** START OF Data provided **
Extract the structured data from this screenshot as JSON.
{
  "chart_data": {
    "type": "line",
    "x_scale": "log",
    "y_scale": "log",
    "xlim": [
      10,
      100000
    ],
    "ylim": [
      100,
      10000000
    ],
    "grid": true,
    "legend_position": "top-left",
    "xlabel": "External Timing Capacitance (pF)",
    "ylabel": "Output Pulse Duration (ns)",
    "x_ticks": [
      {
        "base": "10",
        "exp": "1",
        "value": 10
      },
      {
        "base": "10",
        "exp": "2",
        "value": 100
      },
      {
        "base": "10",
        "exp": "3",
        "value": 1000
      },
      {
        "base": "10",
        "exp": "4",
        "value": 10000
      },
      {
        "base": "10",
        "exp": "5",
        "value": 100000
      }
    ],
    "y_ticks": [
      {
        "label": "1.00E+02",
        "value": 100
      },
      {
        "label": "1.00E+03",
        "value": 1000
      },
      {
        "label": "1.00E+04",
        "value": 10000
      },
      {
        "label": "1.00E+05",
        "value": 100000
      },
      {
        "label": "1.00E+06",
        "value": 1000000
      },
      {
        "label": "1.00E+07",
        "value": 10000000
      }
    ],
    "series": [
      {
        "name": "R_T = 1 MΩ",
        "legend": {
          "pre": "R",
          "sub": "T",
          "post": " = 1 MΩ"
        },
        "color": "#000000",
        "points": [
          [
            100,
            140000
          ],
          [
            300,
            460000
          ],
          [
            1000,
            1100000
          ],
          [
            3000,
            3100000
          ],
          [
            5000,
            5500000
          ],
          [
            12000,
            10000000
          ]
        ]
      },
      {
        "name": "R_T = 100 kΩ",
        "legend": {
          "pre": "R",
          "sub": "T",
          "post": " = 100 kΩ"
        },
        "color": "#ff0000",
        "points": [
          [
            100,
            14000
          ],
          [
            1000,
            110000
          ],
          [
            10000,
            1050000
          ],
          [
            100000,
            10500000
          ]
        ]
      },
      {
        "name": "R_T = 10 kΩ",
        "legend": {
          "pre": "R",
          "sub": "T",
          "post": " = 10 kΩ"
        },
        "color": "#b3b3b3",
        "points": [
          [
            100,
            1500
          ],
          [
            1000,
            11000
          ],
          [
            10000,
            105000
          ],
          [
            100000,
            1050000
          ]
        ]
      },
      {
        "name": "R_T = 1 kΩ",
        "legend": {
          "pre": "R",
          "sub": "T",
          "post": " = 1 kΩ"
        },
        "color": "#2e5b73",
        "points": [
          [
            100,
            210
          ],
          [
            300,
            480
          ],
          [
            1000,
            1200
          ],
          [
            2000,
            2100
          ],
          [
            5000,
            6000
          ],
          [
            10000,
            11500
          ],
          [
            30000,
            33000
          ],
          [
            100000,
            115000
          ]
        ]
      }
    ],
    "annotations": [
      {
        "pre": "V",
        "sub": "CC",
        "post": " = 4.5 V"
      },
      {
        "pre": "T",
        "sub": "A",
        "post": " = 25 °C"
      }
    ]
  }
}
** END OF Data provided **
Exercise objective:
Exact copies of all the records are required.

Answer to the task:
Extract the structured data from this screenshot as JSON.
{
  "chart_data": {
    "type": "line",
    "x_scale": "log",
    "y_scale": "log",
    "xlim": [
      10,
      100000
    ],
    "ylim": [
      100,
      10000000
    ],
    "grid": true,
    "legend_position": "top-left",
    "xlabel": "External Timing Capacitance (pF)",
    "ylabel": "Output Pulse Duration (ns)",
    "x_ticks": [
      {
        "base": "10",
        "exp": "1",
        "value": 10
      },
      {
        "base": "10",
        "exp": "2",
        "value": 100
      },
      {
        "base": "10",
        "exp": "3",
        "value": 1000
      },
      {
        "base": "10",
        "exp": "4",
        "value": 10000
      },
      {
        "base": "10",
        "exp": "5",
        "value": 100000
      }
    ],
    "y_ticks": [
      {
        "label": "1.00E+02",
        "value": 100
      },
      {
        "label": "1.00E+03",
        "value": 1000
      },
      {
        "label": "1.00E+04",
        "value": 10000
      },
      {
        "label": "1.00E+05",
        "value": 100000
      },
      {
        "label": "1.00E+06",
        "value": 1000000
      },
      {
        "label": "1.00E+07",
        "value": 10000000
      }
    ],
    "series": [
      {
        "name": "R_T = 1 MΩ",
        "legend": {
          "pre": "R",
          "sub": "T",
          "post": " = 1 MΩ"
        },
        "color": "#000000",
        "points": [
          [
            100,
            140000
          ],
          [
            300,
            460000
          ],
          [
            1000,
            1100000
          ],
          [
            3000,
            3100000
          ],
          [
            5000,
            5500000
          ],
          [
            12000,
            10000000
          ]
        ]
      },
      {
        "name": "R_T = 100 kΩ",
        "legend": {
          "pre": "R",
          "sub": "T",
          "post": " = 100 kΩ"
        },
        "color": "#ff0000",
        "points": [
          [
            100,
            14000
          ],
          [
            1000,
            110000
          ],
          [
            10000,
            1050000
          ],
          [
            100000,
            10500000
          ]
        ]
      },
      {
        "name": "R_T = 10 kΩ",
        "legend": {
          "pre": "R",
          "sub": "T",
          "post": " = 10 kΩ"
        },
        "color": "#b3b3b3",
        "points": [
          [
            100,
            1500
          ],
          [
            1000,
            11000
          ],
          [
            10000,
            105000
          ],
          [
            100000,
            1050000
          ]
        ]
      },
      {
        "name": "R_T = 1 kΩ",
        "legend": {
          "pre": "R",
          "sub": "T",
          "post": " = 1 kΩ"
        },
        "color": "#2e5b73",
        "points": [
          [
            100,
            210
          ],
          [
            300,
            480
          ],
          [
            1000,
            1200
          ],
          [
            2000,
            2100
          ],
          [
            5000,
            6000
          ],
          [
            10000,
            11500
          ],
          [
            30000,
            33000
          ],
          [
            100000,
            115000
          ]
        ]
      }
    ],
    "annotations": [
      {
        "pre": "V",
        "sub": "CC",
        "post": " = 4.5 V"
      },
      {
        "pre": "T",
        "sub": "A",
        "post": " = 25 °C"
      }
    ]
  }
}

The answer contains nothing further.